▶ [EXERCISE OBJECTIVE]:
Find the lines that contain the word "Kalibrierkopf" and copy each one.

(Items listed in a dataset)
•••

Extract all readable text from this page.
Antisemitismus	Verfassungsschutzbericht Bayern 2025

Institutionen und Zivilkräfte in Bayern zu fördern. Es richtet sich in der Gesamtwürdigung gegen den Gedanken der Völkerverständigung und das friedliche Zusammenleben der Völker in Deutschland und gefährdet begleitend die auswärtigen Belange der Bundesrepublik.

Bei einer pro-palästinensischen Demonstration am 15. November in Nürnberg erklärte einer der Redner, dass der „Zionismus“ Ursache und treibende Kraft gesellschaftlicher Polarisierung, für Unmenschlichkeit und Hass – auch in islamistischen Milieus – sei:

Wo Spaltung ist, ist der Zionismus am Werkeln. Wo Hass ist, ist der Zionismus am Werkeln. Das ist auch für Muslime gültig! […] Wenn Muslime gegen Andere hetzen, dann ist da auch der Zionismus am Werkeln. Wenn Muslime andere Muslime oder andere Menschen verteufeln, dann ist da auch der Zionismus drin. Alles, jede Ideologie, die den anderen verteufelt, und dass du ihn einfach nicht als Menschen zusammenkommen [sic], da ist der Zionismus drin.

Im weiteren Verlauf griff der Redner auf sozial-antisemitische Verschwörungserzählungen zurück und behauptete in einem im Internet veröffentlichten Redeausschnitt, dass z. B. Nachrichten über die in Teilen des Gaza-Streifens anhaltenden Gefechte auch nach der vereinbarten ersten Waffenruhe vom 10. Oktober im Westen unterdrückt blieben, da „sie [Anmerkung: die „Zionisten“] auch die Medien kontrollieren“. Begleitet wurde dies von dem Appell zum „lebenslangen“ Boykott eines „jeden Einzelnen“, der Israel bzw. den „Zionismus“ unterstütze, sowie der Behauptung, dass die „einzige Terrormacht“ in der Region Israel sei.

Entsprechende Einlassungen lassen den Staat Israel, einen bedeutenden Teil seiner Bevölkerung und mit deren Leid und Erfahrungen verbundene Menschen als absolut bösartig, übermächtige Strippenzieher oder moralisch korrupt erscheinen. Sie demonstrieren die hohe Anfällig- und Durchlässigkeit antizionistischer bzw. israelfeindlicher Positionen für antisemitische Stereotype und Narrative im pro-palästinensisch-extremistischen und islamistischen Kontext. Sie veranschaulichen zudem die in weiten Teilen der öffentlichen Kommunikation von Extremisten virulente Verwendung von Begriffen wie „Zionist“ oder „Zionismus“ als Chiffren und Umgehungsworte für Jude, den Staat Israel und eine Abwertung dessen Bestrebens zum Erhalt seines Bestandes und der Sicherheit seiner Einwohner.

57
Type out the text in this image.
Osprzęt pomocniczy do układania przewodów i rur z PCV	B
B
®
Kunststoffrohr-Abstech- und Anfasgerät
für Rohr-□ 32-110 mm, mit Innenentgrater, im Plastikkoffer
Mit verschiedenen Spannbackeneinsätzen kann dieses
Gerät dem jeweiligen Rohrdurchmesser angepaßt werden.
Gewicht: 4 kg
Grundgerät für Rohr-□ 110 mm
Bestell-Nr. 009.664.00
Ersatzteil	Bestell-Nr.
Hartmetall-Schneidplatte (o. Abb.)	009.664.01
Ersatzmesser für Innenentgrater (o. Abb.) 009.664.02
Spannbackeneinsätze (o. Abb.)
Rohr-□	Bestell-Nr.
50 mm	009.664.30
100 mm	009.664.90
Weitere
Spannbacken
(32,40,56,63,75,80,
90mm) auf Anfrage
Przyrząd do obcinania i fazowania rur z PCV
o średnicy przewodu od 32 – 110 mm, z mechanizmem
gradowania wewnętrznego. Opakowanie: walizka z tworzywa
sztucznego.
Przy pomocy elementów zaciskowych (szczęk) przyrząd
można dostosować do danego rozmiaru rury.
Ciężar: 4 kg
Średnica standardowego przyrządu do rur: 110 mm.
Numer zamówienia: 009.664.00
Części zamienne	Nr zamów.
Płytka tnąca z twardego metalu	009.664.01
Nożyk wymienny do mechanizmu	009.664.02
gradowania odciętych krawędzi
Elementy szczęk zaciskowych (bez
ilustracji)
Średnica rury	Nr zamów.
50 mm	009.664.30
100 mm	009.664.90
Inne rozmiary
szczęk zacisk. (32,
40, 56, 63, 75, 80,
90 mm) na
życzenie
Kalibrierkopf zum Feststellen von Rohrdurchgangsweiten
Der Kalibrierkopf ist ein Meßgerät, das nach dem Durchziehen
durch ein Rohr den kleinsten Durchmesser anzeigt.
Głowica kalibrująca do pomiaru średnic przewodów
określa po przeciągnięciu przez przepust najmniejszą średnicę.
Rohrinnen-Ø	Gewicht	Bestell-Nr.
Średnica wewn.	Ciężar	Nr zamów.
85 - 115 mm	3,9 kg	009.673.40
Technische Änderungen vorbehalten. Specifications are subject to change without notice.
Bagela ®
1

•••

▶ [CORRECT RESULT]:
Kalibrierkopf zum Feststellen von Rohrdurchgangsweiten
Der Kalibrierkopf ist ein Meßgerät, das nach dem Durchziehen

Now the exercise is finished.